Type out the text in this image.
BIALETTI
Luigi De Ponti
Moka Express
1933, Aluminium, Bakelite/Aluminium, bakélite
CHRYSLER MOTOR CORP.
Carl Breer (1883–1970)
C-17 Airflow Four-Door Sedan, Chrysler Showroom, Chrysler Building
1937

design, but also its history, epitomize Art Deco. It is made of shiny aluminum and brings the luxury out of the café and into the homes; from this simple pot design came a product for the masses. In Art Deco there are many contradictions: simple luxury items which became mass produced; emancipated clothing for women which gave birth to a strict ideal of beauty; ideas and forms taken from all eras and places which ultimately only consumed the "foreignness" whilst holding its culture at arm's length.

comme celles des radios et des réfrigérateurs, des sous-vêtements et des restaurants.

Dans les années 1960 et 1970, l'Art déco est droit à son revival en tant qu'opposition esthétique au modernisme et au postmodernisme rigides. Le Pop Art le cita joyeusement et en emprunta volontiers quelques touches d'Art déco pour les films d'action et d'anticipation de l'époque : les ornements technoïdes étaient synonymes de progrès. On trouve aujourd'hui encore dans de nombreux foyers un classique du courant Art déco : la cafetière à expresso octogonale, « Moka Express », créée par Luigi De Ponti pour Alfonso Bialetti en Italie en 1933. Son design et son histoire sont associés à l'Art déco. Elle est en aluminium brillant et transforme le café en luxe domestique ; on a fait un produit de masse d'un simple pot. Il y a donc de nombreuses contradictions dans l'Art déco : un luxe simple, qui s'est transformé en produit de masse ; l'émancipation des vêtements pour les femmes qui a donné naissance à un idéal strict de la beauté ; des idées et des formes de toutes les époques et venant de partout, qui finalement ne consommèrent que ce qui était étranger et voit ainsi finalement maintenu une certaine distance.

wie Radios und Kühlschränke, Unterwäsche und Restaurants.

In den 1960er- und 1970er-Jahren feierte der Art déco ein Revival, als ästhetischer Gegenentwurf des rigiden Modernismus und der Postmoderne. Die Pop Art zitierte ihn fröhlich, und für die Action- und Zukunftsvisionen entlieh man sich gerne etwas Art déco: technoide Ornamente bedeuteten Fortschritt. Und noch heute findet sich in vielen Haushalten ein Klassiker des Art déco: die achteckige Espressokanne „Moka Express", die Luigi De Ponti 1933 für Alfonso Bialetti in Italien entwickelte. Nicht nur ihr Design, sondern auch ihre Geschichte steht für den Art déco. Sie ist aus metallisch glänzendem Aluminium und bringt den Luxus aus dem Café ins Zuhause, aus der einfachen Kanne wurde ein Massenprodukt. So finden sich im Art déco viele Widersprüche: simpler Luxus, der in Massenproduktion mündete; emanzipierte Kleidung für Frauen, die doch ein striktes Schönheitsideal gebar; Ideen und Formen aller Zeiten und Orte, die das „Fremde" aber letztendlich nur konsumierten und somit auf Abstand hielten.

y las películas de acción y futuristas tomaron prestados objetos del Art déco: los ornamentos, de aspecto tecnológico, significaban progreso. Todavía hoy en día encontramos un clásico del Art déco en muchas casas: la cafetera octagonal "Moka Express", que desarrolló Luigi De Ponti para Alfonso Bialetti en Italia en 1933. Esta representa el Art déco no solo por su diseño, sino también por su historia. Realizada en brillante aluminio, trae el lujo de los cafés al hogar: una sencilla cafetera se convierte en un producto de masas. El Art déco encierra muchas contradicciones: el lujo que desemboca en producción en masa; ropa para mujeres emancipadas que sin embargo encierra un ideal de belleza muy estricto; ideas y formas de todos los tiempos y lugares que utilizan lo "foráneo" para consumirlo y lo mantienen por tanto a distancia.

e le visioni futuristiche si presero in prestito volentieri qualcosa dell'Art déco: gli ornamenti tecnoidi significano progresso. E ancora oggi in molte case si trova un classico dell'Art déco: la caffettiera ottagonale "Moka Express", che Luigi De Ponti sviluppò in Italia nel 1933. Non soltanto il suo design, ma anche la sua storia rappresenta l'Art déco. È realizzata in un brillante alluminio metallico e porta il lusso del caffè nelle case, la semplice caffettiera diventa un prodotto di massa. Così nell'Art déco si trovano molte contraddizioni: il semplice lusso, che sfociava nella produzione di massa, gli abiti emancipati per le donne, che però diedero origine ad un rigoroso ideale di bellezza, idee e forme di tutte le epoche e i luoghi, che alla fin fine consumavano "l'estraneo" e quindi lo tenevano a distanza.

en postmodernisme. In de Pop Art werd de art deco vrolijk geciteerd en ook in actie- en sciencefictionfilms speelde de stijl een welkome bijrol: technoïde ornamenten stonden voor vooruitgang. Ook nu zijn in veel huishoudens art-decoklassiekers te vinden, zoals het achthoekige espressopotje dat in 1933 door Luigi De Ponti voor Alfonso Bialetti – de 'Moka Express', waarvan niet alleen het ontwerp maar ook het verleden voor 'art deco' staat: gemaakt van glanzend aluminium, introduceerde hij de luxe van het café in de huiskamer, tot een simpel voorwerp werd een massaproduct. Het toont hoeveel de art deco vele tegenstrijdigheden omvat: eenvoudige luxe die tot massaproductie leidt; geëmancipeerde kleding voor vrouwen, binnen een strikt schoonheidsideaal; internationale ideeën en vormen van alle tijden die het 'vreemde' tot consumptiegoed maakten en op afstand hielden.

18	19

---

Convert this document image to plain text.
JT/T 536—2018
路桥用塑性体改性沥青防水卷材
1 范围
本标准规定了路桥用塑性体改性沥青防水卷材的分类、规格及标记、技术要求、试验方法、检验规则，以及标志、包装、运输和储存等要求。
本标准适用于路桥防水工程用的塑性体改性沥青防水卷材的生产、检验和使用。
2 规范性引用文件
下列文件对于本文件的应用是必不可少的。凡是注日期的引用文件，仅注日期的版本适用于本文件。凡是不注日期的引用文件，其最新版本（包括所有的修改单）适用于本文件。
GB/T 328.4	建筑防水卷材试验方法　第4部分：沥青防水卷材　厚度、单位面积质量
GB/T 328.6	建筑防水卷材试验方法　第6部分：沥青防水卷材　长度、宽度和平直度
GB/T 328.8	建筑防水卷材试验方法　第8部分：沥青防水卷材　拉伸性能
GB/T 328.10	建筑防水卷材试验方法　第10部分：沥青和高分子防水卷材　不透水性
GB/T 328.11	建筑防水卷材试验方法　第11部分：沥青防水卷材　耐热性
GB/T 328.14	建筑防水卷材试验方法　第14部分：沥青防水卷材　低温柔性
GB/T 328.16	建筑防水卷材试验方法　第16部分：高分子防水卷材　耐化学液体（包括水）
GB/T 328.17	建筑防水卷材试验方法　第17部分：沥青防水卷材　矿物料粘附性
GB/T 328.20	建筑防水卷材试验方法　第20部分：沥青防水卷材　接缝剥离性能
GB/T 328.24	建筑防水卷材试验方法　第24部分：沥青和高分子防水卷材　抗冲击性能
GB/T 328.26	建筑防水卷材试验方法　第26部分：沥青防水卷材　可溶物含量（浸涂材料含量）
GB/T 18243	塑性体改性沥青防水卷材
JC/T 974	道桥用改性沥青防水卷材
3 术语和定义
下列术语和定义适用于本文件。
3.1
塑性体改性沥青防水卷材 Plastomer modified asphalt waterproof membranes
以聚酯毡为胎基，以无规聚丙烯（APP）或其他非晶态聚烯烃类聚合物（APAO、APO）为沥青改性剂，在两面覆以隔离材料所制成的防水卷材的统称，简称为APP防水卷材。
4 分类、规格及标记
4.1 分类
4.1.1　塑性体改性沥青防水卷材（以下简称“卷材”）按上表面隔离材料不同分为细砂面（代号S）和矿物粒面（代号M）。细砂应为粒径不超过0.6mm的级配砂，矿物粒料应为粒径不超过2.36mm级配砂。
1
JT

### What is expected
Gather all lines of the records that include the word "this".

### Task response
Type out the text in this image.
design, but also its history, epitomize Art Deco. It is made of shiny aluminum and brings the luxury out of the café and into the homes; from this simple pot design came a product for the masses. In Art Deco there are many contradictions: simple luxury items which became mass produced; emancipated clothing for women which gave birth to a strict ideal of beauty; ideas and forms taken from all eras and places which ultimately only consumed the "foreignness" whilst holding its culture at arm's length.
Convert this document image to plain text.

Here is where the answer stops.